PASSAGE →
::::
# 67 SS 12 trans trouble



## 74pickup (May 28, 2009)

Help me Please My tractor just quit moving, no noise, no jumping, just quit while I was mowing. Belt is turning, both hi and low there is nothing. Any suggestions would be helpful.


----------



## TeamCheap (Dec 22, 2009)

OK I'm no expert by any measure but since no one else has chimed in I'll put my 2cents in.
(and most likely look foolish )

can you verify that the belt/pulley is turning the trans input shaft ?

I'm hoping you got lucky and maybe sheared the key there or at one of the wheel hubs.


----------



## 74pickup (May 28, 2009)

Well, Any help I can get even from non-experts:lmao: I'll check all of that Thanks


----------



## TeamCheap (Dec 22, 2009)

The only reason I thought of that is because I got a tractor and after I got it to run it wouldnt move then after looking around for a while I notice the shaft rotating in the wheel hub and thought DUH they just shoved some tires on with no key.

I really hope its something that simple for you.
If its not the pulley on the input shaft or one of the hubs I'd guess in the trans at that point.


----------



## 74pickup (May 28, 2009)

Team Cheap , you are the MAN!! The key was missing out of the rear axle. You saved me Hundreds! If only I know where to send it, Oh well, Thanks


----------



## TeamCheap (Dec 22, 2009)

Oh cool, I love it when its simple and cheap.


----------
::::
REQUIREMENTS →
**1.** In the tractor thread, what did 74pickup find was missing?
**2.** From the records, return the lines starting at the line that contains "wave-contour xyxy=(193,171,201,177)" and ending at the line that contains "observation-label: 0.73 xyxy=(686,54,708,65)", with both of those lines included, and copy them exactly.
The tractor thread and the records come from separate, unrelated sources.

(Page element notes)
::::
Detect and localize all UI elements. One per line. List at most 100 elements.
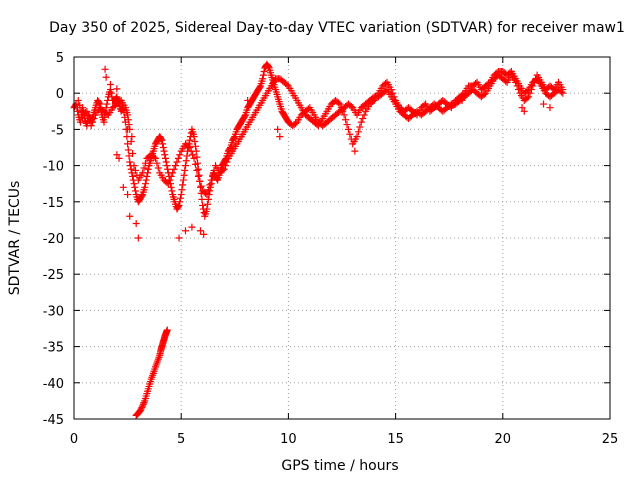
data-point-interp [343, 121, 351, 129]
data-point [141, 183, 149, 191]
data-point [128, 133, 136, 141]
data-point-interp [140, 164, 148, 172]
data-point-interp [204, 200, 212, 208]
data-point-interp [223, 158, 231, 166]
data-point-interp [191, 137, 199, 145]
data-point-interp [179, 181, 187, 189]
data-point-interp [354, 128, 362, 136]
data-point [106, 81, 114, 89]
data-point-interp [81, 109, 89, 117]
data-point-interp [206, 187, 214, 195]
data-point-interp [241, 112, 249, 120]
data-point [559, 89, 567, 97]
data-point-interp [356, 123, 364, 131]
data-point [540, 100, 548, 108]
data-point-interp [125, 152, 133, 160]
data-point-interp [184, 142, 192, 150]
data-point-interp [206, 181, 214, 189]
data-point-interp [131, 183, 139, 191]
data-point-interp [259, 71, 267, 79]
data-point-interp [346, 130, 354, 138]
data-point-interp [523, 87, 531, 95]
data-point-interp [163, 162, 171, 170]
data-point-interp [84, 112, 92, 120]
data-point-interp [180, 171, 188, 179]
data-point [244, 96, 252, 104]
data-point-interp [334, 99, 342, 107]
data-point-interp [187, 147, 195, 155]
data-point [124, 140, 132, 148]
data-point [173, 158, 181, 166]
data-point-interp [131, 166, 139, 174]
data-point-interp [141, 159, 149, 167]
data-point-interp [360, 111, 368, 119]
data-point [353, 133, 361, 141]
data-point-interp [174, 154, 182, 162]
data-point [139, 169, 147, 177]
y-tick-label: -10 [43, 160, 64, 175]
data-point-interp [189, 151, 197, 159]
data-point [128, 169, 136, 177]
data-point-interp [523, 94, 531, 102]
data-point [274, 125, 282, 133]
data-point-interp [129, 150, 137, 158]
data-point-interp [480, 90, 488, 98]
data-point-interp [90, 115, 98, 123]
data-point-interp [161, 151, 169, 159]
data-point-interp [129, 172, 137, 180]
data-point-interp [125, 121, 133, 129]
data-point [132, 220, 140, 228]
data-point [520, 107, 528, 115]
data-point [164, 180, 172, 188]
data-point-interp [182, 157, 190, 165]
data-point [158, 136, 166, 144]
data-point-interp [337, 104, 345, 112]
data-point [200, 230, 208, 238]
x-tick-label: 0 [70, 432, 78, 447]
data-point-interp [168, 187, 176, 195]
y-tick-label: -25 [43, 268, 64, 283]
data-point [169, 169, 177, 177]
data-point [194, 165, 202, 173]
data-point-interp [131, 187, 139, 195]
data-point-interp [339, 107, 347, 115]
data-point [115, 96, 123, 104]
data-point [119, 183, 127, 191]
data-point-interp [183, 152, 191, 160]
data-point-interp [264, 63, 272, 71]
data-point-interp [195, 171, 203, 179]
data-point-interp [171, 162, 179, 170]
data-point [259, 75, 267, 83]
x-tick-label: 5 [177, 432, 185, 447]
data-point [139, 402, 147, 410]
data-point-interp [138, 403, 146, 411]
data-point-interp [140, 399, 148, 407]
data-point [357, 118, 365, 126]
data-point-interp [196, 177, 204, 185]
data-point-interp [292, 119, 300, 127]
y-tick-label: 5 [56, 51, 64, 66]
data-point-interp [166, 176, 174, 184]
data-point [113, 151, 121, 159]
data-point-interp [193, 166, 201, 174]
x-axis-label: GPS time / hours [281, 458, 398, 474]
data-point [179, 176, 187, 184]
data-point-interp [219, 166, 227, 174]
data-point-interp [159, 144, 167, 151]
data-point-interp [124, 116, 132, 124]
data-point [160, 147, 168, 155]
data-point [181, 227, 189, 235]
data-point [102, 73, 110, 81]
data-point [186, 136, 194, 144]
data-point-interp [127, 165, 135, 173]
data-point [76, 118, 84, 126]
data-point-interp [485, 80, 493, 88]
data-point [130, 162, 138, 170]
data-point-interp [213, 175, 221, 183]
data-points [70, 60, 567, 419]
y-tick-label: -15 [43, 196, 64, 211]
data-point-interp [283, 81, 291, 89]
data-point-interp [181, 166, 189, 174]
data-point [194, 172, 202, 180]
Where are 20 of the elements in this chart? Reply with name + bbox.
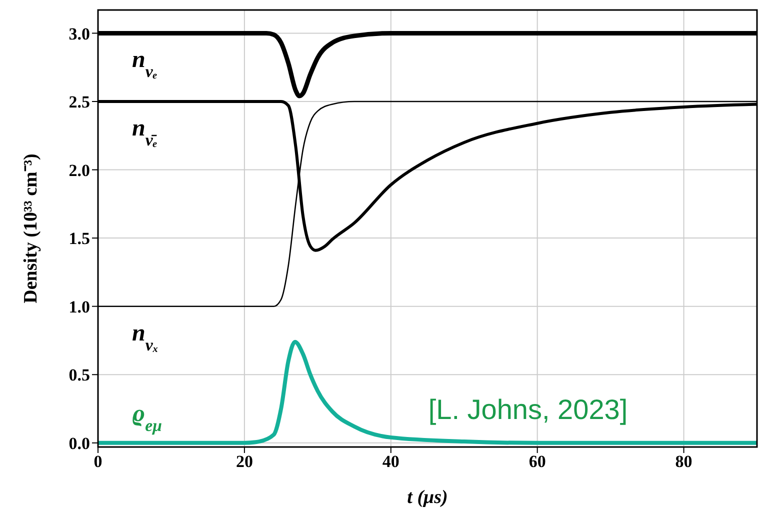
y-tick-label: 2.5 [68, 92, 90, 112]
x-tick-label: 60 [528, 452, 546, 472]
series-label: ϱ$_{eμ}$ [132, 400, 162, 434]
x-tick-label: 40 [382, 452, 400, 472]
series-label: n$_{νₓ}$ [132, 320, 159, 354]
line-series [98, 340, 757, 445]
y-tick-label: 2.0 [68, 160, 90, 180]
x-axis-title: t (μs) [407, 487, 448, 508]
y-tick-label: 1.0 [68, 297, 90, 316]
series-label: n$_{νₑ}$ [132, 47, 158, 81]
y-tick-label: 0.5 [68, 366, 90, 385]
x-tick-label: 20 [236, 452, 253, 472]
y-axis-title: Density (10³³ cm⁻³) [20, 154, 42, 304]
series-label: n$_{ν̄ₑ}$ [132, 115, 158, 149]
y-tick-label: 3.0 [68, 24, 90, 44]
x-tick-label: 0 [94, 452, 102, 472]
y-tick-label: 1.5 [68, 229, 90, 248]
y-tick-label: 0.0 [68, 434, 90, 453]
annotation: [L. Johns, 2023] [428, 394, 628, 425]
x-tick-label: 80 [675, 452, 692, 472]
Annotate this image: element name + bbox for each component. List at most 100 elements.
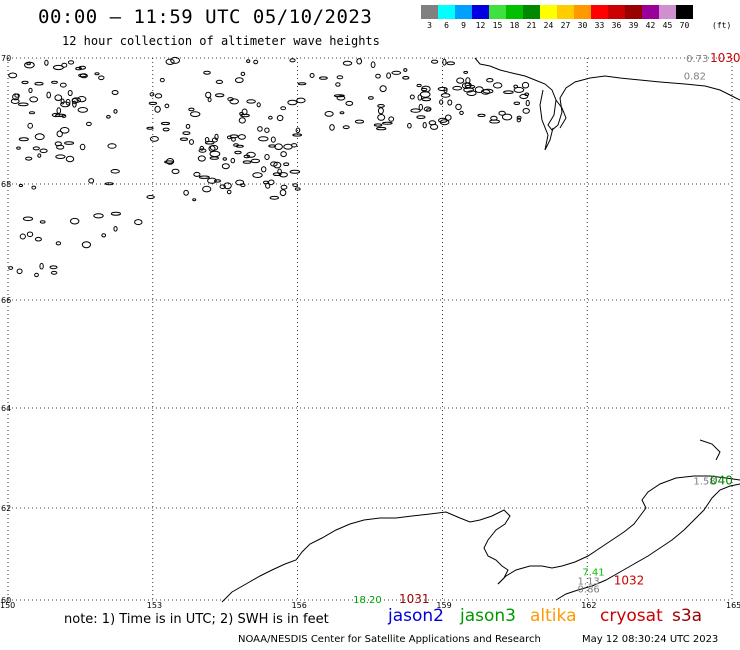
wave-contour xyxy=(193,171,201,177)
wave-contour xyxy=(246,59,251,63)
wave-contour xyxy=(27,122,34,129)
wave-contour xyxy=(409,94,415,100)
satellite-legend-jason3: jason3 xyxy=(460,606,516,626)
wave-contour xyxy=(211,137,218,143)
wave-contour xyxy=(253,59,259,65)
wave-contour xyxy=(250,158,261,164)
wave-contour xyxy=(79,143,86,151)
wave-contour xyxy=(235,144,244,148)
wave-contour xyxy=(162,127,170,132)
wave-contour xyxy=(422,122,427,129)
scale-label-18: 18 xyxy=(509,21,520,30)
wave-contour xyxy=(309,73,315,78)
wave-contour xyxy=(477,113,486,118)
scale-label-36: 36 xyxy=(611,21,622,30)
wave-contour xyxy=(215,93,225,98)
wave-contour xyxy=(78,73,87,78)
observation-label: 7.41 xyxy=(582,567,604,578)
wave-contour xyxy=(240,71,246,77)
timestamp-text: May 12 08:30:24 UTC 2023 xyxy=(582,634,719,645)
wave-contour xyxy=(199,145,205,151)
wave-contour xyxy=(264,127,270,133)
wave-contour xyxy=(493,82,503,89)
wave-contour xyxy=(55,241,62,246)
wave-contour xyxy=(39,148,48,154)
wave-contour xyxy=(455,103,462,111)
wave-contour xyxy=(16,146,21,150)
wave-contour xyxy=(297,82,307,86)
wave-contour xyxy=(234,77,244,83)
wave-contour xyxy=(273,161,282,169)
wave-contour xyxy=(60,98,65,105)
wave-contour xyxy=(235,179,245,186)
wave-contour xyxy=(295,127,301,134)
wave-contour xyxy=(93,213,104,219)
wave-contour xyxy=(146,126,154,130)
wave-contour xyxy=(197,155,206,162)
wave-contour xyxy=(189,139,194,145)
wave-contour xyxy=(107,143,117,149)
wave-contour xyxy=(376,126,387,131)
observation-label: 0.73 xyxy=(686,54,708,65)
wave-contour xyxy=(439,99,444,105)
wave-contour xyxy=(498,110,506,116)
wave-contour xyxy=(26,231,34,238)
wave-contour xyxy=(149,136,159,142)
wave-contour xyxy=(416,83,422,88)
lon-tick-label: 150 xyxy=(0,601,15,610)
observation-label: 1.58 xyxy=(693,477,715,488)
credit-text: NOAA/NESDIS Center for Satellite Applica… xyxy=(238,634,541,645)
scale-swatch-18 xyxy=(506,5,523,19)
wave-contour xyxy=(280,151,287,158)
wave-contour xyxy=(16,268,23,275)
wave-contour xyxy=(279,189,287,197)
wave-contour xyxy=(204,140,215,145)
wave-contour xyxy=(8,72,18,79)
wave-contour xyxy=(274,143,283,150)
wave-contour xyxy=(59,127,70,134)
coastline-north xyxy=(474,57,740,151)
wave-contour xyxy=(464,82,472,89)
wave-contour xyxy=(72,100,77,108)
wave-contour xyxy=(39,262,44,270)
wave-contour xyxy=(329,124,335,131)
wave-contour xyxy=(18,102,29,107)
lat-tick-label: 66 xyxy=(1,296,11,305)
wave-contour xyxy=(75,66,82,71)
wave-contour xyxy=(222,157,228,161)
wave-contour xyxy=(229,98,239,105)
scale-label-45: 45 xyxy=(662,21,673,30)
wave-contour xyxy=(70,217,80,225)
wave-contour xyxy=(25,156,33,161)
::::
SOLVED PROBLEMS →
**1.** The key was missing from the rear axle.

**2.**
wave-contour xyxy=(193,171,201,177)
wave-contour xyxy=(246,59,251,63)
wave-contour xyxy=(27,122,34,129)
wave-contour xyxy=(409,94,415,100)
satellite-legend-jason3: jason3 xyxy=(460,606,516,626)
wave-contour xyxy=(211,137,218,143)
wave-contour xyxy=(253,59,259,65)
wave-contour xyxy=(250,158,261,164)
wave-contour xyxy=(79,143,86,151)
wave-contour xyxy=(235,144,244,148)
wave-contour xyxy=(162,127,170,132)
wave-contour xyxy=(422,122,427,129)
scale-label-18: 18 xyxy=(509,21,520,30)
wave-contour xyxy=(309,73,315,78)
wave-contour xyxy=(477,113,486,118)
scale-label-36: 36 xyxy=(611,21,622,30)
wave-contour xyxy=(215,93,225,98)
wave-contour xyxy=(78,73,87,78)
observation-label: 7.41 xyxy=(582,567,604,578)
wave-contour xyxy=(240,71,246,77)
timestamp-text: May 12 08:30:24 UTC 2023 xyxy=(582,634,719,645)
wave-contour xyxy=(199,145,205,151)
wave-contour xyxy=(264,127,270,133)
wave-contour xyxy=(493,82,503,89)
wave-contour xyxy=(55,241,62,246)
wave-contour xyxy=(39,148,48,154)
wave-contour xyxy=(455,103,462,111)
wave-contour xyxy=(16,146,21,150)
wave-contour xyxy=(297,82,307,86)
wave-contour xyxy=(234,77,244,83)
wave-contour xyxy=(273,161,282,169)
wave-contour xyxy=(60,98,65,105)
wave-contour xyxy=(235,179,245,186)
wave-contour xyxy=(295,127,301,134)
wave-contour xyxy=(93,213,104,219)
wave-contour xyxy=(146,126,154,130)
wave-contour xyxy=(197,155,206,162)
wave-contour xyxy=(189,139,194,145)
wave-contour xyxy=(107,143,117,149)
wave-contour xyxy=(376,126,387,131)
observation-label: 0.73 xyxy=(686,54,708,65)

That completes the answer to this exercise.